**THE TASK**
Output the records exactly as they appear, with no pictures included.

[Extracted records]

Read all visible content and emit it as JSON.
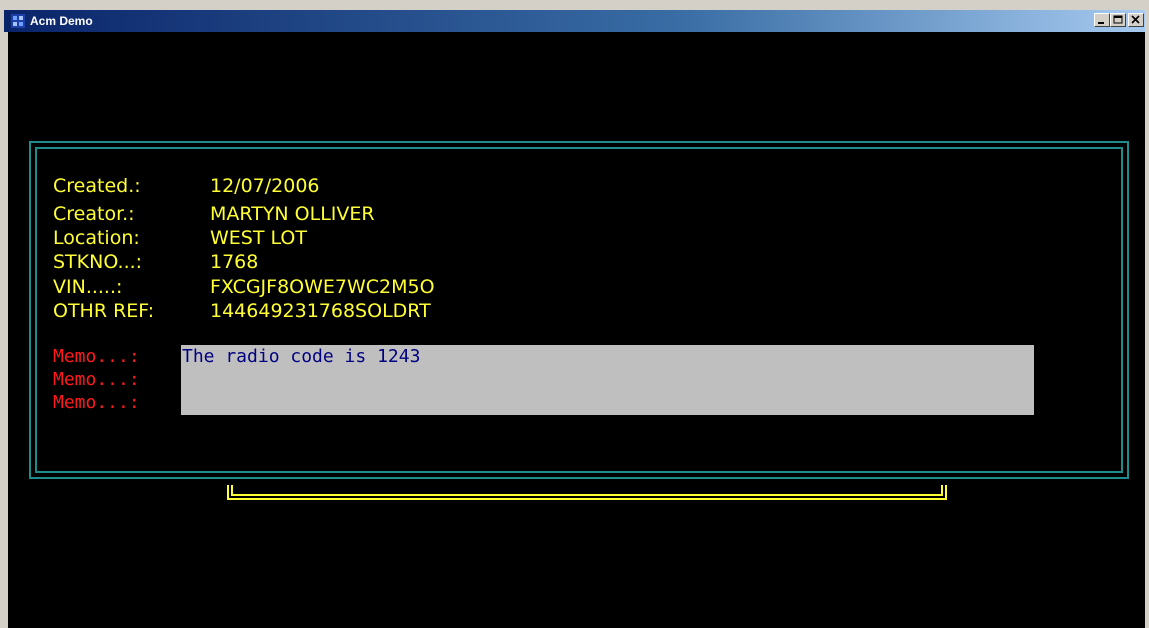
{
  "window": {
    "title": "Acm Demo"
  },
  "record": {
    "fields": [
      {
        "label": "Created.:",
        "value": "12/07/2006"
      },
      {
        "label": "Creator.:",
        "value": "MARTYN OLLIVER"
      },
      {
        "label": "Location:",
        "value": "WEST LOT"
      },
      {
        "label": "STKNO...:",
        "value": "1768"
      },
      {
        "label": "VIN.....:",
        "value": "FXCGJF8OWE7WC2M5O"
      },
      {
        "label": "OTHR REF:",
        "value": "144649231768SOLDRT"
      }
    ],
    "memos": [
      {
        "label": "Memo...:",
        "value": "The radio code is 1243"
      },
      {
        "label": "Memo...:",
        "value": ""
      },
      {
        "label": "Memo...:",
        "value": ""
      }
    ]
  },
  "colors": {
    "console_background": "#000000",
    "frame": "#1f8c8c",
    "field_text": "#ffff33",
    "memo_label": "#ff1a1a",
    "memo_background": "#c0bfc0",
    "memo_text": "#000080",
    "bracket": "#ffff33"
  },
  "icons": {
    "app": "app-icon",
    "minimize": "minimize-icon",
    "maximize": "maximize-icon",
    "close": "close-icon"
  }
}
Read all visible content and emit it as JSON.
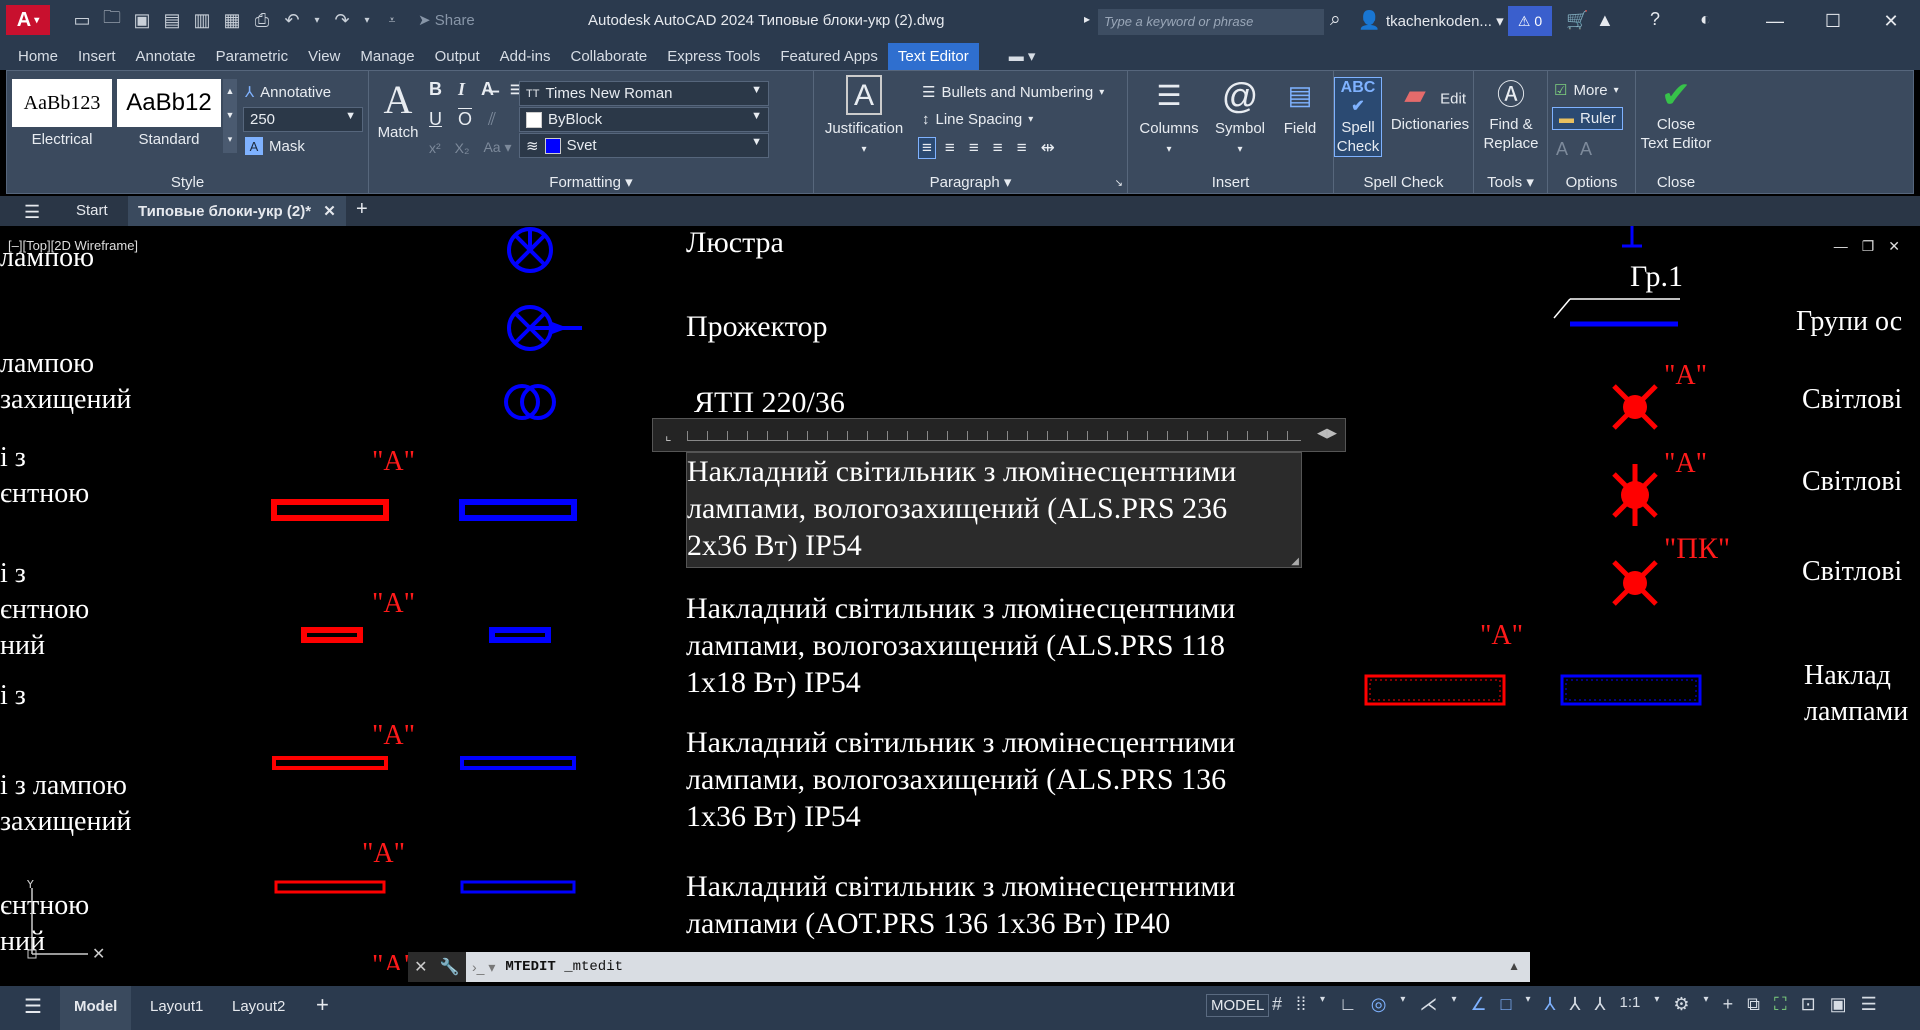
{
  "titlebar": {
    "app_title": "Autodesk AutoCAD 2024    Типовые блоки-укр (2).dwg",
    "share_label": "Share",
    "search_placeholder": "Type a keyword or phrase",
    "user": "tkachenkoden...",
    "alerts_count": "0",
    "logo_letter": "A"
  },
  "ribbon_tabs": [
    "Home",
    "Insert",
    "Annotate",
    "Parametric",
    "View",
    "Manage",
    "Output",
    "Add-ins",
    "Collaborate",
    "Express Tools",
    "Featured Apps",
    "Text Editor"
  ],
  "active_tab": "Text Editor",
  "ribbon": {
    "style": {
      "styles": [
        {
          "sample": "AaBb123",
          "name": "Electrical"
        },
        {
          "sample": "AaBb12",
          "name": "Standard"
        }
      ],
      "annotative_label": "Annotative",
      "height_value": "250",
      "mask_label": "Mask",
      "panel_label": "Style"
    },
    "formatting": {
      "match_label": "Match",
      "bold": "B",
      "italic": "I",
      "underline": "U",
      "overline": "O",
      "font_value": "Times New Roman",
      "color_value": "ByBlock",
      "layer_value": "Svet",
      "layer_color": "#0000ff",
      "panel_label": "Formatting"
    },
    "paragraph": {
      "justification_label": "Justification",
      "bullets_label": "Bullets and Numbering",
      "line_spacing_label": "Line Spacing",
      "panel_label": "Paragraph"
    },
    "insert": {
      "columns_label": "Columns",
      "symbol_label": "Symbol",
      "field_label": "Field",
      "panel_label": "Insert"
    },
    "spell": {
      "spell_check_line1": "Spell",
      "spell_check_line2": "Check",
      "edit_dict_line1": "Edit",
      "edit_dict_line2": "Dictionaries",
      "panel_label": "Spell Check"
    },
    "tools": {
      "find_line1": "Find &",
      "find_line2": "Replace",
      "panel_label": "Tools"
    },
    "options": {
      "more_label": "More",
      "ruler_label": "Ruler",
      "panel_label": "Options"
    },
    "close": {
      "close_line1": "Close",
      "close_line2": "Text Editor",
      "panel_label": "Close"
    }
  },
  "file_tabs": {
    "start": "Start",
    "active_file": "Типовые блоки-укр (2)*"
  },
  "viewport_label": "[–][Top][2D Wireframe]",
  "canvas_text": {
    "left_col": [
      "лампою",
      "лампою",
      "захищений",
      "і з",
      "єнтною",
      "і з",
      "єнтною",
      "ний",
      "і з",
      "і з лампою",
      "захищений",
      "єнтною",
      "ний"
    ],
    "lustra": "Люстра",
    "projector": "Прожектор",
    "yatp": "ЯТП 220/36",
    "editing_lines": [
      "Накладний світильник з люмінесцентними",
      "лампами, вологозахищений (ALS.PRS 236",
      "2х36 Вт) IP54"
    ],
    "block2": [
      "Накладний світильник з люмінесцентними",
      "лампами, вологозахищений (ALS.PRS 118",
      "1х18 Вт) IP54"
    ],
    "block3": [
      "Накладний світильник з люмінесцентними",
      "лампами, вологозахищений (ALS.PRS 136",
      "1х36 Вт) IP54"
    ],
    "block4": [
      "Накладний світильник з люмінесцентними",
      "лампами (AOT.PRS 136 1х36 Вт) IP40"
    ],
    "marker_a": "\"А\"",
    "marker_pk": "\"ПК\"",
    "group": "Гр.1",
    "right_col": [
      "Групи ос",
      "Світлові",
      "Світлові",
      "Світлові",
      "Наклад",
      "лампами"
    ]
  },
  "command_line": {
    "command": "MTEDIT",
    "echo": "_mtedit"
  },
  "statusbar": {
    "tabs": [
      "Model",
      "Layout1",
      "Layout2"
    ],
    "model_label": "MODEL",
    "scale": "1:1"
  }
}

**EXPECTED ANSWER**
Read all visible content and emit it as JSON.
{
  "window": {
    "title": "Acm Demo"
  },
  "record": {
    "fields": [
      {
        "label": "Created.:",
        "value": "12/07/2006"
      },
      {
        "label": "Creator.:",
        "value": "MARTYN OLLIVER"
      },
      {
        "label": "Location:",
        "value": "WEST LOT"
      },
      {
        "label": "STKNO...:",
        "value": "1768"
      },
      {
        "label": "VIN.....:",
        "value": "FXCGJF8OWE7WC2M5O"
      },
      {
        "label": "OTHR REF:",
        "value": "144649231768SOLDRT"
      }
    ],
    "memos": [
      {
        "label": "Memo...:",
        "value": "The radio code is 1243"
      },
      {
        "label": "Memo...:",
        "value": ""
      },
      {
        "label": "Memo...:",
        "value": ""
      }
    ]
  },
  "colors": {
    "console_background": "#000000",
    "frame": "#1f8c8c",
    "field_text": "#ffff33",
    "memo_label": "#ff1a1a",
    "memo_background": "#c0bfc0",
    "memo_text": "#000080",
    "bracket": "#ffff33"
  },
  "icons": {
    "app": "app-icon",
    "minimize": "minimize-icon",
    "maximize": "maximize-icon",
    "close": "close-icon"
  }
}
Read all visible content and emit it as JSON.
{
  "titlebar": {
    "app_title": "Autodesk AutoCAD 2024    Типовые блоки-укр (2).dwg",
    "share_label": "Share",
    "search_placeholder": "Type a keyword or phrase",
    "user": "tkachenkoden...",
    "alerts_count": "0",
    "logo_letter": "A"
  },
  "ribbon_tabs": [
    "Home",
    "Insert",
    "Annotate",
    "Parametric",
    "View",
    "Manage",
    "Output",
    "Add-ins",
    "Collaborate",
    "Express Tools",
    "Featured Apps",
    "Text Editor"
  ],
  "active_tab": "Text Editor",
  "ribbon": {
    "style": {
      "styles": [
        {
          "sample": "AaBb123",
          "name": "Electrical"
        },
        {
          "sample": "AaBb12",
          "name": "Standard"
        }
      ],
      "annotative_label": "Annotative",
      "height_value": "250",
      "mask_label": "Mask",
      "panel_label": "Style"
    },
    "formatting": {
      "match_label": "Match",
      "bold": "B",
      "italic": "I",
      "underline": "U",
      "overline": "O",
      "font_value": "Times New Roman",
      "color_value": "ByBlock",
      "layer_value": "Svet",
      "layer_color": "#0000ff",
      "panel_label": "Formatting"
    },
    "paragraph": {
      "justification_label": "Justification",
      "bullets_label": "Bullets and Numbering",
      "line_spacing_label": "Line Spacing",
      "panel_label": "Paragraph"
    },
    "insert": {
      "columns_label": "Columns",
      "symbol_label": "Symbol",
      "field_label": "Field",
      "panel_label": "Insert"
    },
    "spell": {
      "spell_check_line1": "Spell",
      "spell_check_line2": "Check",
      "edit_dict_line1": "Edit",
      "edit_dict_line2": "Dictionaries",
      "panel_label": "Spell Check"
    },
    "tools": {
      "find_line1": "Find &",
      "find_line2": "Replace",
      "panel_label": "Tools"
    },
    "options": {
      "more_label": "More",
      "ruler_label": "Ruler",
      "panel_label": "Options"
    },
    "close": {
      "close_line1": "Close",
      "close_line2": "Text Editor",
      "panel_label": "Close"
    }
  },
  "file_tabs": {
    "start": "Start",
    "active_file": "Типовые блоки-укр (2)*"
  },
  "viewport_label": "[–][Top][2D Wireframe]",
  "canvas_text": {
    "left_col": [
      "лампою",
      "лампою",
      "захищений",
      "і з",
      "єнтною",
      "і з",
      "єнтною",
      "ний",
      "і з",
      "і з лампою",
      "захищений",
      "єнтною",
      "ний"
    ],
    "lustra": "Люстра",
    "projector": "Прожектор",
    "yatp": "ЯТП 220/36",
    "editing_lines": [
      "Накладний світильник з люмінесцентними",
      "лампами, вологозахищений (ALS.PRS 236",
      "2х36 Вт) IP54"
    ],
    "block2": [
      "Накладний світильник з люмінесцентними",
      "лампами, вологозахищений (ALS.PRS 118",
      "1х18 Вт) IP54"
    ],
    "block3": [
      "Накладний світильник з люмінесцентними",
      "лампами, вологозахищений (ALS.PRS 136",
      "1х36 Вт) IP54"
    ],
    "block4": [
      "Накладний світильник з люмінесцентними",
      "лампами (AOT.PRS 136 1х36 Вт) IP40"
    ],
    "marker_a": "\"А\"",
    "marker_pk": "\"ПК\"",
    "group": "Гр.1",
    "right_col": [
      "Групи ос",
      "Світлові",
      "Світлові",
      "Світлові",
      "Наклад",
      "лампами"
    ]
  },
  "command_line": {
    "command": "MTEDIT",
    "echo": "_mtedit"
  },
  "statusbar": {
    "tabs": [
      "Model",
      "Layout1",
      "Layout2"
    ],
    "model_label": "MODEL",
    "scale": "1:1"
  }
}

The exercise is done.